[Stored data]
-- -- --

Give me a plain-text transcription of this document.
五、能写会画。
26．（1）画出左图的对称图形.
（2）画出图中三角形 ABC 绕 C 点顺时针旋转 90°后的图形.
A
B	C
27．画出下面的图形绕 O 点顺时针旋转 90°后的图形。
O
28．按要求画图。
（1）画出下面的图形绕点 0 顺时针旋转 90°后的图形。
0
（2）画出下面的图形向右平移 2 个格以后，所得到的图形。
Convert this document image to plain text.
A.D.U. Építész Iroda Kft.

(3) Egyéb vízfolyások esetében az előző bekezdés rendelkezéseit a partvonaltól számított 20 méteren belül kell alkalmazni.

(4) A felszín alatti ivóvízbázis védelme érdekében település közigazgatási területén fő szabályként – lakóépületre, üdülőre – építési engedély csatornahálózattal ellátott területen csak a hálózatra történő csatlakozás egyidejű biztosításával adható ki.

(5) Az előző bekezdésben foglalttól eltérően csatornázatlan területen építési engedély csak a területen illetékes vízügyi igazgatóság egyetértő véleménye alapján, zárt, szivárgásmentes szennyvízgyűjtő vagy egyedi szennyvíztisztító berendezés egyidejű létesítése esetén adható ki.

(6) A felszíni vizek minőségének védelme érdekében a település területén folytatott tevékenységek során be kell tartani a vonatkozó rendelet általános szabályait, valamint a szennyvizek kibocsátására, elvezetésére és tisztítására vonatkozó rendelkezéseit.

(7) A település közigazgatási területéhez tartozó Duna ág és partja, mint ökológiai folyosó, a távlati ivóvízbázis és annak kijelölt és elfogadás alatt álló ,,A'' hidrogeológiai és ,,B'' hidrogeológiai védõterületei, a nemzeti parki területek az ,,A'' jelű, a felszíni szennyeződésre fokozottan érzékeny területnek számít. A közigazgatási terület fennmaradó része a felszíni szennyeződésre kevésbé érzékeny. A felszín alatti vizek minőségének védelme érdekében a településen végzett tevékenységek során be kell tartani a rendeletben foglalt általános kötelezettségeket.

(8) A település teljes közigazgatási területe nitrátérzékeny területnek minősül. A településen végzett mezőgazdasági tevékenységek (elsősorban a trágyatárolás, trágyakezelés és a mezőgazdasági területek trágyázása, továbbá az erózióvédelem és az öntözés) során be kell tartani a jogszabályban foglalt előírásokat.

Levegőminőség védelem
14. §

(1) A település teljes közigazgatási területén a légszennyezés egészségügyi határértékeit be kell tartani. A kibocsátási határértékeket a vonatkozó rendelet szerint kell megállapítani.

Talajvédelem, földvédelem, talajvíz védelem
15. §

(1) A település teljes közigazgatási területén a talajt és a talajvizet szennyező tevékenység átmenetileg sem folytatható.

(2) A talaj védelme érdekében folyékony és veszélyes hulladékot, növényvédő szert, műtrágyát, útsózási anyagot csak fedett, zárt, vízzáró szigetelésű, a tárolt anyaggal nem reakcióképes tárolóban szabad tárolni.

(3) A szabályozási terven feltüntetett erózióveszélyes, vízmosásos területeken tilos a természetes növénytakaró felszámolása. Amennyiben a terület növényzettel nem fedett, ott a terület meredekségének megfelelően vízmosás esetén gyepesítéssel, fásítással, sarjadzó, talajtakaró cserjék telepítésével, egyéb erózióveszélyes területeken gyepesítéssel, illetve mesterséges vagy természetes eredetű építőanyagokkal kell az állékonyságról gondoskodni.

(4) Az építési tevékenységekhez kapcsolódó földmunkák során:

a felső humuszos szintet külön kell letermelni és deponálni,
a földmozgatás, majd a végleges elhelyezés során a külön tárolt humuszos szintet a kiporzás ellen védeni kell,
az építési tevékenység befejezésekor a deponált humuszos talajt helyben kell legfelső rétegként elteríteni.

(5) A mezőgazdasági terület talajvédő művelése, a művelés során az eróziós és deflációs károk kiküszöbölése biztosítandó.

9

-- -- --

Print out every entry, keeping each one exact.

Give me a plain-text transcription of this document.
五、能写会画。
26．（1）画出左图的对称图形.
（2）画出图中三角形 ABC 绕 C 点顺时针旋转 90°后的图形.
A
B	C
27．画出下面的图形绕 O 点顺时针旋转 90°后的图形。
O
28．按要求画图。
（1）画出下面的图形绕点 0 顺时针旋转 90°后的图形。
0
（2）画出下面的图形向右平移 2 个格以后，所得到的图形。
Convert this document image to plain text.
A.D.U. Építész Iroda Kft.

(3) Egyéb vízfolyások esetében az előző bekezdés rendelkezéseit a partvonaltól számított 20 méteren belül kell alkalmazni.

(4) A felszín alatti ivóvízbázis védelme érdekében település közigazgatási területén fő szabályként – lakóépületre, üdülőre – építési engedély csatornahálózattal ellátott területen csak a hálózatra történő csatlakozás egyidejű biztosításával adható ki.

(5) Az előző bekezdésben foglalttól eltérően csatornázatlan területen építési engedély csak a területen illetékes vízügyi igazgatóság egyetértő véleménye alapján, zárt, szivárgásmentes szennyvízgyűjtő vagy egyedi szennyvíztisztító berendezés egyidejű létesítése esetén adható ki.

(6) A felszíni vizek minőségének védelme érdekében a település területén folytatott tevékenységek során be kell tartani a vonatkozó rendelet általános szabályait, valamint a szennyvizek kibocsátására, elvezetésére és tisztítására vonatkozó rendelkezéseit.

(7) A település közigazgatási területéhez tartozó Duna ág és partja, mint ökológiai folyosó, a távlati ivóvízbázis és annak kijelölt és elfogadás alatt álló ,,A'' hidrogeológiai és ,,B'' hidrogeológiai védõterületei, a nemzeti parki területek az ,,A'' jelű, a felszíni szennyeződésre fokozottan érzékeny területnek számít. A közigazgatási terület fennmaradó része a felszíni szennyeződésre kevésbé érzékeny. A felszín alatti vizek minőségének védelme érdekében a településen végzett tevékenységek során be kell tartani a rendeletben foglalt általános kötelezettségeket.

(8) A település teljes közigazgatási területe nitrátérzékeny területnek minősül. A településen végzett mezőgazdasági tevékenységek (elsősorban a trágyatárolás, trágyakezelés és a mezőgazdasági területek trágyázása, továbbá az erózióvédelem és az öntözés) során be kell tartani a jogszabályban foglalt előírásokat.

Levegőminőség védelem
14. §

(1) A település teljes közigazgatási területén a légszennyezés egészségügyi határértékeit be kell tartani. A kibocsátási határértékeket a vonatkozó rendelet szerint kell megállapítani.

Talajvédelem, földvédelem, talajvíz védelem
15. §

(1) A település teljes közigazgatási területén a talajt és a talajvizet szennyező tevékenység átmenetileg sem folytatható.

(2) A talaj védelme érdekében folyékony és veszélyes hulladékot, növényvédő szert, műtrágyát, útsózási anyagot csak fedett, zárt, vízzáró szigetelésű, a tárolt anyaggal nem reakcióképes tárolóban szabad tárolni.

(3) A szabályozási terven feltüntetett erózióveszélyes, vízmosásos területeken tilos a természetes növénytakaró felszámolása. Amennyiben a terület növényzettel nem fedett, ott a terület meredekségének megfelelően vízmosás esetén gyepesítéssel, fásítással, sarjadzó, talajtakaró cserjék telepítésével, egyéb erózióveszélyes területeken gyepesítéssel, illetve mesterséges vagy természetes eredetű építőanyagokkal kell az állékonyságról gondoskodni.

(4) Az építési tevékenységekhez kapcsolódó földmunkák során:

a felső humuszos szintet külön kell letermelni és deponálni,
a földmozgatás, majd a végleges elhelyezés során a külön tárolt humuszos szintet a kiporzás ellen védeni kell,
az építési tevékenység befejezésekor a deponált humuszos talajt helyben kell legfelső rétegként elteríteni.

(5) A mezőgazdasági terület talajvédő művelése, a művelés során az eróziós és deflációs károk kiküszöbölése biztosítandó.

9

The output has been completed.